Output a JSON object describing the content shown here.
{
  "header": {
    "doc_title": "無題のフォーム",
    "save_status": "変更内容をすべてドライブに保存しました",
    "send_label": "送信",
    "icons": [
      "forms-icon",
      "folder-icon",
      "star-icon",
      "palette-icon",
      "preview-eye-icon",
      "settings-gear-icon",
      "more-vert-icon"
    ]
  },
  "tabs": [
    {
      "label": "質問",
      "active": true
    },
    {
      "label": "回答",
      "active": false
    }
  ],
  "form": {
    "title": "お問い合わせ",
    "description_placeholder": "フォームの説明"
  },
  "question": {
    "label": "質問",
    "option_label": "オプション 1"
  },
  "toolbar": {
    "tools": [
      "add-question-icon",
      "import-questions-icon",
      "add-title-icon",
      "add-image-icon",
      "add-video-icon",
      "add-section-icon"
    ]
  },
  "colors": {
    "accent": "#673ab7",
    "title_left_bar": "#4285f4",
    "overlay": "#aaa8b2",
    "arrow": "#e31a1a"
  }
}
__________
• Exercise brief
Reproduce the full listing word for word.

• Response
Output a JSON object describing the content shown here.
{
  "header": {
    "doc_title": "無題のフォーム",
    "save_status": "変更内容をすべてドライブに保存しました",
    "send_label": "送信",
    "icons": [
      "forms-icon",
      "folder-icon",
      "star-icon",
      "palette-icon",
      "preview-eye-icon",
      "settings-gear-icon",
      "more-vert-icon"
    ]
  },
  "tabs": [
    {
      "label": "質問",
      "active": true
    },
    {
      "label": "回答",
      "active": false
    }
  ],
  "form": {
    "title": "お問い合わせ",
    "description_placeholder": "フォームの説明"
  },
  "question": {
    "label": "質問",
    "option_label": "オプション 1"
  },
  "toolbar": {
    "tools": [
      "add-question-icon",
      "import-questions-icon",
      "add-title-icon",
      "add-image-icon",
      "add-video-icon",
      "add-section-icon"
    ]
  },
  "colors": {
    "accent": "#673ab7",
    "title_left_bar": "#4285f4",
    "overlay": "#aaa8b2",
    "arrow": "#e31a1a"
  }
}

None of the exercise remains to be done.